Your objective >> Reproduce the entries word for word, and omit any picture you find in them.

(Dataset entries)

========

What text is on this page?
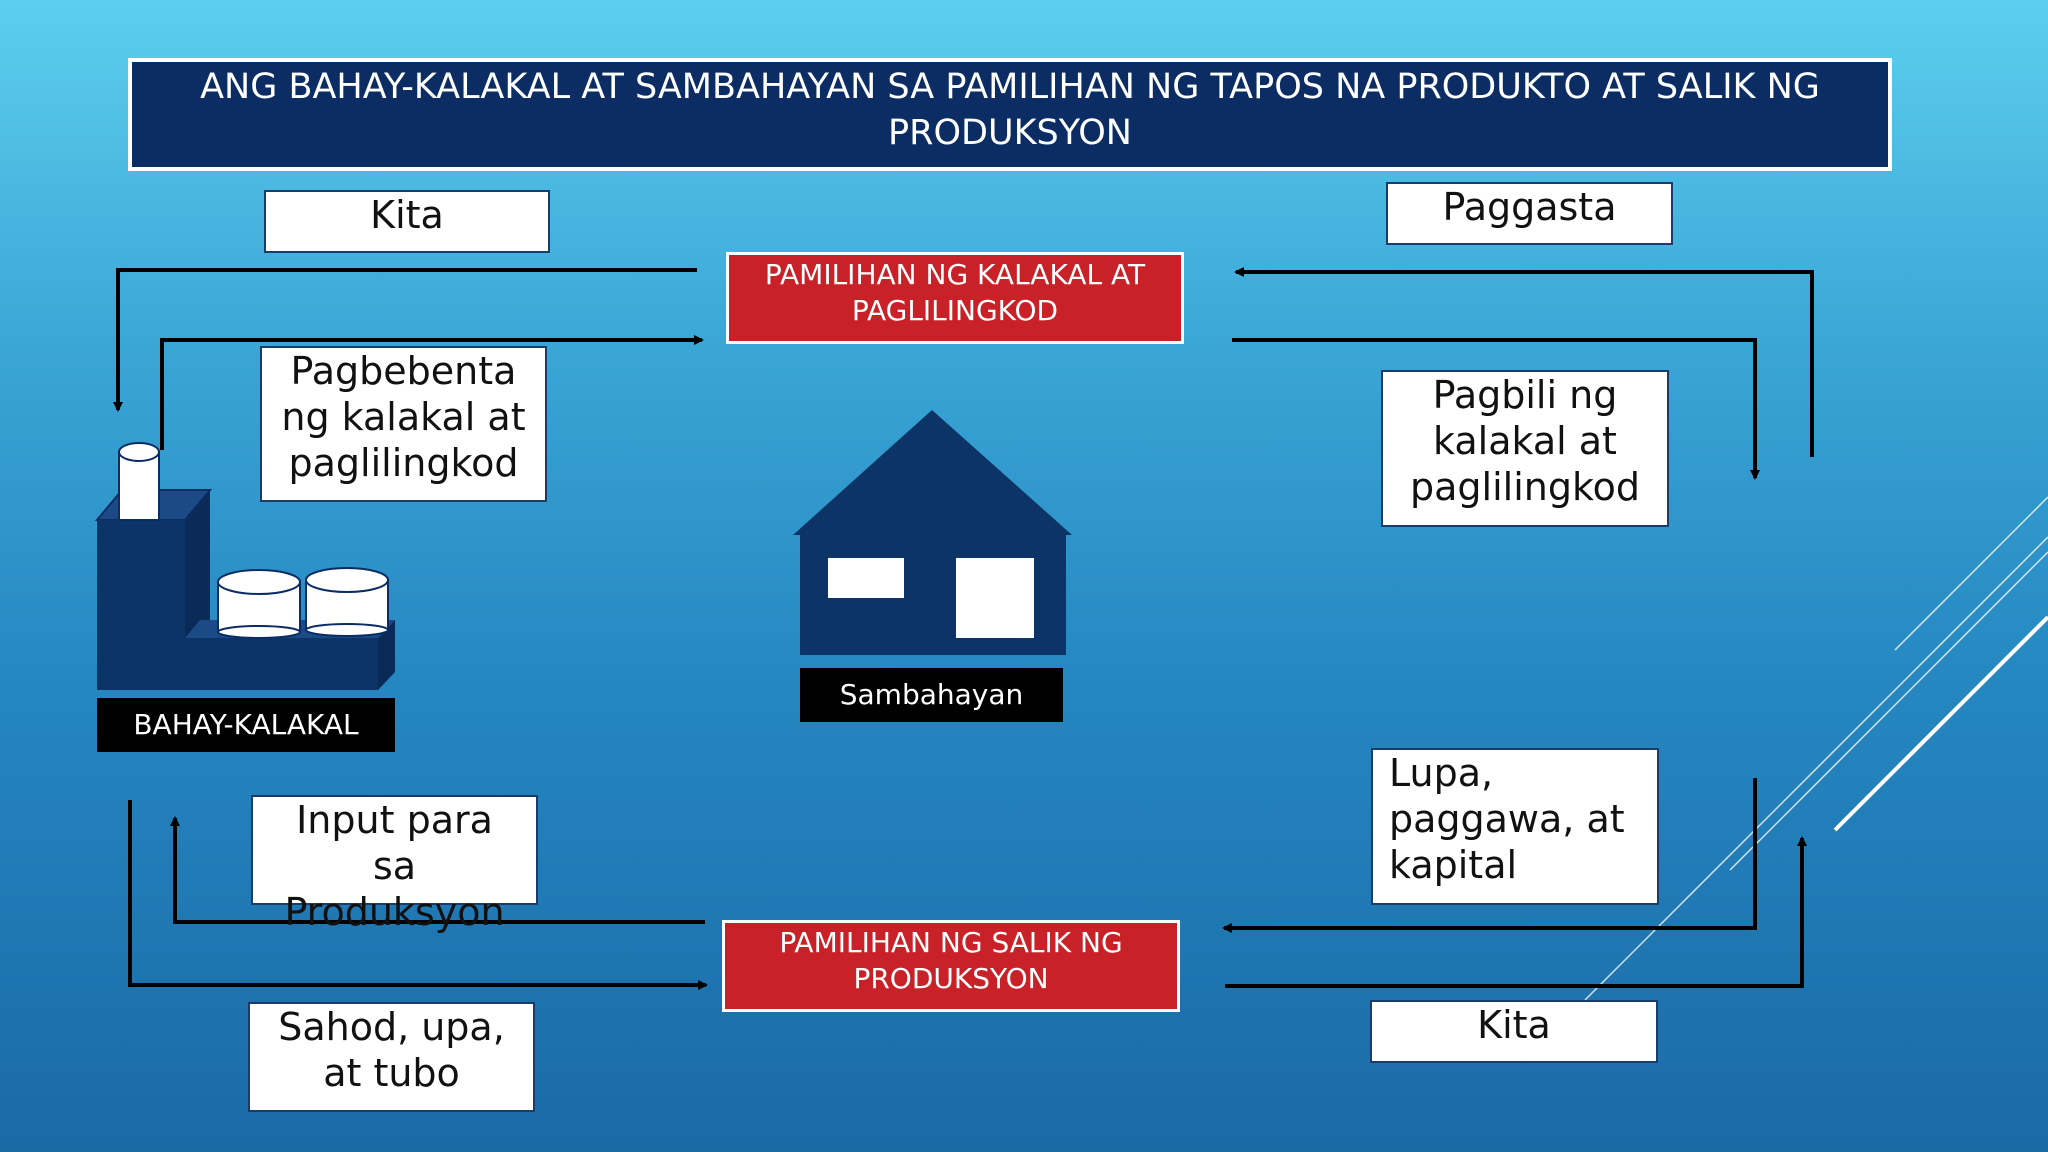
ANG BAHAY-KALAKAL AT SAMBAHAYAN SA PAMILIHAN NG TAPOS NA PRODUKTO AT SALIK NG PRODUKSYON
PAMILIHAN NG KALAKAL AT PAGLILINGKOD
PAMILIHAN NG SALIK NG PRODUKSYON
BAHAY-KALAKAL
Sambahayan
Kita	Paggasta
Pagbebenta ng kalakal at paglilingkod
Pagbili ng kalakal at paglilingkod
Input para sa Produksyon
Sahod, upa, at tubo
Lupa, paggawa, at kapital
Kita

========

The solution >>
What text is on this page?
ANG BAHAY-KALAKAL AT SAMBAHAYAN SA PAMILIHAN NG TAPOS NA PRODUKTO AT SALIK NG PRODUKSYON
PAMILIHAN NG KALAKAL AT PAGLILINGKOD
PAMILIHAN NG SALIK NG PRODUKSYON
BAHAY-KALAKAL
Sambahayan
Kita	Paggasta
Pagbebenta ng kalakal at paglilingkod
Pagbili ng kalakal at paglilingkod
Input para sa Produksyon
Sahod, upa, at tubo
Lupa, paggawa, at kapital
Kita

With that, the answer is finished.